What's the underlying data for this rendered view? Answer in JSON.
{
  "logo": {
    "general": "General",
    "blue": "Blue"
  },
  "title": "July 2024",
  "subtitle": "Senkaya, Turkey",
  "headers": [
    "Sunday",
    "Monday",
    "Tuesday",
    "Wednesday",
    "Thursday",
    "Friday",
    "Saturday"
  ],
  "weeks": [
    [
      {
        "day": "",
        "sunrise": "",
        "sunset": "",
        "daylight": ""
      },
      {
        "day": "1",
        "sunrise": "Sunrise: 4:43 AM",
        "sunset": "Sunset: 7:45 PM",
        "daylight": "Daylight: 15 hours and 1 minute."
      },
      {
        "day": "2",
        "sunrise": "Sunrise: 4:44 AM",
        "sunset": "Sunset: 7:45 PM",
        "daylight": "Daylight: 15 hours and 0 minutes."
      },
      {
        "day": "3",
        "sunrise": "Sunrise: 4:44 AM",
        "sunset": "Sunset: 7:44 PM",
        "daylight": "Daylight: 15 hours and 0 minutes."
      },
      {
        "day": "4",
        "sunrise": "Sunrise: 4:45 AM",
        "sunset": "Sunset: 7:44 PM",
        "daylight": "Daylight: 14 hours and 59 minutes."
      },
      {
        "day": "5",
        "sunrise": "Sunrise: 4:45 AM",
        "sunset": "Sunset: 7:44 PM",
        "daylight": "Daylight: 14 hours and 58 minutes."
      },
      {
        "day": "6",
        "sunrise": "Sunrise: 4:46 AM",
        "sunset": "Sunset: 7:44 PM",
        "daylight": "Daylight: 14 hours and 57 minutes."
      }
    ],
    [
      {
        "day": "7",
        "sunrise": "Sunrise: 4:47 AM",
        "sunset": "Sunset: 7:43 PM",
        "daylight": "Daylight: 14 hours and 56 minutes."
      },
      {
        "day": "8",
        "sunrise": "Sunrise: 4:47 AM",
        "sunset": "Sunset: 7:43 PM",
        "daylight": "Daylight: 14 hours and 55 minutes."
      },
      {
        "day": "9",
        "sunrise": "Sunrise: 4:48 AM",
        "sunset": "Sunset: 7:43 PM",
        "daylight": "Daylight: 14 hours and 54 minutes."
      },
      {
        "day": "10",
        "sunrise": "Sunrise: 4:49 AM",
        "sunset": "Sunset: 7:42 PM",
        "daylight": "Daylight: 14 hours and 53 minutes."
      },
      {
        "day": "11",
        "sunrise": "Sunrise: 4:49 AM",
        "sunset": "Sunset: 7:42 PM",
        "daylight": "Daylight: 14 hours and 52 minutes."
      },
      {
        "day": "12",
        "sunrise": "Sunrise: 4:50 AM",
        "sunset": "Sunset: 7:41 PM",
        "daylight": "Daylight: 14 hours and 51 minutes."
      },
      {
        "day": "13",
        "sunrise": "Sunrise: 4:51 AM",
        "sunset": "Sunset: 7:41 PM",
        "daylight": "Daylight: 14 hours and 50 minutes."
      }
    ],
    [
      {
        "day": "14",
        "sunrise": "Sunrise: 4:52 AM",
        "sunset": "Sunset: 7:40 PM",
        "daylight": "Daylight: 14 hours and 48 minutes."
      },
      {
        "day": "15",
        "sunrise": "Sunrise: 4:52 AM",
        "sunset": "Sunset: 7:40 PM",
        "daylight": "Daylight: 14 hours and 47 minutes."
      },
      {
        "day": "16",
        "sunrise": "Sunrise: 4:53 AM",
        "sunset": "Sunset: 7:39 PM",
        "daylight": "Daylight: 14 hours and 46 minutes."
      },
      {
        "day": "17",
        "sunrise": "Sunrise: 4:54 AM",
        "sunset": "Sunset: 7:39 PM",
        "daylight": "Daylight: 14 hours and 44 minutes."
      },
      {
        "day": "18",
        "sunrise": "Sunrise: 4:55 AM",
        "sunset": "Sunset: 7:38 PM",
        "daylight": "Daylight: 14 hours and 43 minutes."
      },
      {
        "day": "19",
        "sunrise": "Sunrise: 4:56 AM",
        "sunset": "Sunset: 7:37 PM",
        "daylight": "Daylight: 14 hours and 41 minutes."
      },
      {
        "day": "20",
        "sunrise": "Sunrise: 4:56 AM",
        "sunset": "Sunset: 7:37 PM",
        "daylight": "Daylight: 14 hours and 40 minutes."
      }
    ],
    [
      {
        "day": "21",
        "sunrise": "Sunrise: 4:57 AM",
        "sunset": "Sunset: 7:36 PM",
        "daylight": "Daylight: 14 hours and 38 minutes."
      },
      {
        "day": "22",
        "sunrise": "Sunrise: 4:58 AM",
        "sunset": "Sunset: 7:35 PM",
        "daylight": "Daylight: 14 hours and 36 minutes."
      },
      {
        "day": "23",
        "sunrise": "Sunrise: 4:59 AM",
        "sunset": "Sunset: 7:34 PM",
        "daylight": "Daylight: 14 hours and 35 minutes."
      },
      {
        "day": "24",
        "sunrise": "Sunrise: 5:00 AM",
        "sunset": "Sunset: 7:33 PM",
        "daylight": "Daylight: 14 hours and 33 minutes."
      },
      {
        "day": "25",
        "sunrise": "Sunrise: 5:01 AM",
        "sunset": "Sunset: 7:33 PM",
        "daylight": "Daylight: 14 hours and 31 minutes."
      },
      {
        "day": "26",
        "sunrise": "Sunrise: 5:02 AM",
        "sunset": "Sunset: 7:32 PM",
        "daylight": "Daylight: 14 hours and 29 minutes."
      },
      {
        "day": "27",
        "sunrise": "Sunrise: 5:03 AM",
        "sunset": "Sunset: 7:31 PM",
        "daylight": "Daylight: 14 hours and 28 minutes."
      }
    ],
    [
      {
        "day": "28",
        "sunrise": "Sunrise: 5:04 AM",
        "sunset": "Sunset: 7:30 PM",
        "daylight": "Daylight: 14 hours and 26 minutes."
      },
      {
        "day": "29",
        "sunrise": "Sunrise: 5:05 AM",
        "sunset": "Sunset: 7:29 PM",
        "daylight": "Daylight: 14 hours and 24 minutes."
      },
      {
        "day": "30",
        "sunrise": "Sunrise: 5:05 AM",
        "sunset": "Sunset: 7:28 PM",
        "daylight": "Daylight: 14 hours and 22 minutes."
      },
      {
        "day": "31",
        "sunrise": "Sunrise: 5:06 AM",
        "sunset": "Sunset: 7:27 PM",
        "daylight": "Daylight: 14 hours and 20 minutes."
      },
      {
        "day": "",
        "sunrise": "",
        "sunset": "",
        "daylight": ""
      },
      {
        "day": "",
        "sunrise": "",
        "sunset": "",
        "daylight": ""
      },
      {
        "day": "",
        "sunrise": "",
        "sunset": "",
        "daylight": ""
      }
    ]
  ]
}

------------------------------------------------------------------------

=== PROBLEM TO WORK ON ===
All of the entries need to be reproduced exactly; please write them out.

=== RESPONSE ===
What's the underlying data for this rendered view? Answer in JSON.
{
  "logo": {
    "general": "General",
    "blue": "Blue"
  },
  "title": "July 2024",
  "subtitle": "Senkaya, Turkey",
  "headers": [
    "Sunday",
    "Monday",
    "Tuesday",
    "Wednesday",
    "Thursday",
    "Friday",
    "Saturday"
  ],
  "weeks": [
    [
      {
        "day": "",
        "sunrise": "",
        "sunset": "",
        "daylight": ""
      },
      {
        "day": "1",
        "sunrise": "Sunrise: 4:43 AM",
        "sunset": "Sunset: 7:45 PM",
        "daylight": "Daylight: 15 hours and 1 minute."
      },
      {
        "day": "2",
        "sunrise": "Sunrise: 4:44 AM",
        "sunset": "Sunset: 7:45 PM",
        "daylight": "Daylight: 15 hours and 0 minutes."
      },
      {
        "day": "3",
        "sunrise": "Sunrise: 4:44 AM",
        "sunset": "Sunset: 7:44 PM",
        "daylight": "Daylight: 15 hours and 0 minutes."
      },
      {
        "day": "4",
        "sunrise": "Sunrise: 4:45 AM",
        "sunset": "Sunset: 7:44 PM",
        "daylight": "Daylight: 14 hours and 59 minutes."
      },
      {
        "day": "5",
        "sunrise": "Sunrise: 4:45 AM",
        "sunset": "Sunset: 7:44 PM",
        "daylight": "Daylight: 14 hours and 58 minutes."
      },
      {
        "day": "6",
        "sunrise": "Sunrise: 4:46 AM",
        "sunset": "Sunset: 7:44 PM",
        "daylight": "Daylight: 14 hours and 57 minutes."
      }
    ],
    [
      {
        "day": "7",
        "sunrise": "Sunrise: 4:47 AM",
        "sunset": "Sunset: 7:43 PM",
        "daylight": "Daylight: 14 hours and 56 minutes."
      },
      {
        "day": "8",
        "sunrise": "Sunrise: 4:47 AM",
        "sunset": "Sunset: 7:43 PM",
        "daylight": "Daylight: 14 hours and 55 minutes."
      },
      {
        "day": "9",
        "sunrise": "Sunrise: 4:48 AM",
        "sunset": "Sunset: 7:43 PM",
        "daylight": "Daylight: 14 hours and 54 minutes."
      },
      {
        "day": "10",
        "sunrise": "Sunrise: 4:49 AM",
        "sunset": "Sunset: 7:42 PM",
        "daylight": "Daylight: 14 hours and 53 minutes."
      },
      {
        "day": "11",
        "sunrise": "Sunrise: 4:49 AM",
        "sunset": "Sunset: 7:42 PM",
        "daylight": "Daylight: 14 hours and 52 minutes."
      },
      {
        "day": "12",
        "sunrise": "Sunrise: 4:50 AM",
        "sunset": "Sunset: 7:41 PM",
        "daylight": "Daylight: 14 hours and 51 minutes."
      },
      {
        "day": "13",
        "sunrise": "Sunrise: 4:51 AM",
        "sunset": "Sunset: 7:41 PM",
        "daylight": "Daylight: 14 hours and 50 minutes."
      }
    ],
    [
      {
        "day": "14",
        "sunrise": "Sunrise: 4:52 AM",
        "sunset": "Sunset: 7:40 PM",
        "daylight": "Daylight: 14 hours and 48 minutes."
      },
      {
        "day": "15",
        "sunrise": "Sunrise: 4:52 AM",
        "sunset": "Sunset: 7:40 PM",
        "daylight": "Daylight: 14 hours and 47 minutes."
      },
      {
        "day": "16",
        "sunrise": "Sunrise: 4:53 AM",
        "sunset": "Sunset: 7:39 PM",
        "daylight": "Daylight: 14 hours and 46 minutes."
      },
      {
        "day": "17",
        "sunrise": "Sunrise: 4:54 AM",
        "sunset": "Sunset: 7:39 PM",
        "daylight": "Daylight: 14 hours and 44 minutes."
      },
      {
        "day": "18",
        "sunrise": "Sunrise: 4:55 AM",
        "sunset": "Sunset: 7:38 PM",
        "daylight": "Daylight: 14 hours and 43 minutes."
      },
      {
        "day": "19",
        "sunrise": "Sunrise: 4:56 AM",
        "sunset": "Sunset: 7:37 PM",
        "daylight": "Daylight: 14 hours and 41 minutes."
      },
      {
        "day": "20",
        "sunrise": "Sunrise: 4:56 AM",
        "sunset": "Sunset: 7:37 PM",
        "daylight": "Daylight: 14 hours and 40 minutes."
      }
    ],
    [
      {
        "day": "21",
        "sunrise": "Sunrise: 4:57 AM",
        "sunset": "Sunset: 7:36 PM",
        "daylight": "Daylight: 14 hours and 38 minutes."
      },
      {
        "day": "22",
        "sunrise": "Sunrise: 4:58 AM",
        "sunset": "Sunset: 7:35 PM",
        "daylight": "Daylight: 14 hours and 36 minutes."
      },
      {
        "day": "23",
        "sunrise": "Sunrise: 4:59 AM",
        "sunset": "Sunset: 7:34 PM",
        "daylight": "Daylight: 14 hours and 35 minutes."
      },
      {
        "day": "24",
        "sunrise": "Sunrise: 5:00 AM",
        "sunset": "Sunset: 7:33 PM",
        "daylight": "Daylight: 14 hours and 33 minutes."
      },
      {
        "day": "25",
        "sunrise": "Sunrise: 5:01 AM",
        "sunset": "Sunset: 7:33 PM",
        "daylight": "Daylight: 14 hours and 31 minutes."
      },
      {
        "day": "26",
        "sunrise": "Sunrise: 5:02 AM",
        "sunset": "Sunset: 7:32 PM",
        "daylight": "Daylight: 14 hours and 29 minutes."
      },
      {
        "day": "27",
        "sunrise": "Sunrise: 5:03 AM",
        "sunset": "Sunset: 7:31 PM",
        "daylight": "Daylight: 14 hours and 28 minutes."
      }
    ],
    [
      {
        "day": "28",
        "sunrise": "Sunrise: 5:04 AM",
        "sunset": "Sunset: 7:30 PM",
        "daylight": "Daylight: 14 hours and 26 minutes."
      },
      {
        "day": "29",
        "sunrise": "Sunrise: 5:05 AM",
        "sunset": "Sunset: 7:29 PM",
        "daylight": "Daylight: 14 hours and 24 minutes."
      },
      {
        "day": "30",
        "sunrise": "Sunrise: 5:05 AM",
        "sunset": "Sunset: 7:28 PM",
        "daylight": "Daylight: 14 hours and 22 minutes."
      },
      {
        "day": "31",
        "sunrise": "Sunrise: 5:06 AM",
        "sunset": "Sunset: 7:27 PM",
        "daylight": "Daylight: 14 hours and 20 minutes."
      },
      {
        "day": "",
        "sunrise": "",
        "sunset": "",
        "daylight": ""
      },
      {
        "day": "",
        "sunrise": "",
        "sunset": "",
        "daylight": ""
      },
      {
        "day": "",
        "sunrise": "",
        "sunset": "",
        "daylight": ""
      }
    ]
  ]
}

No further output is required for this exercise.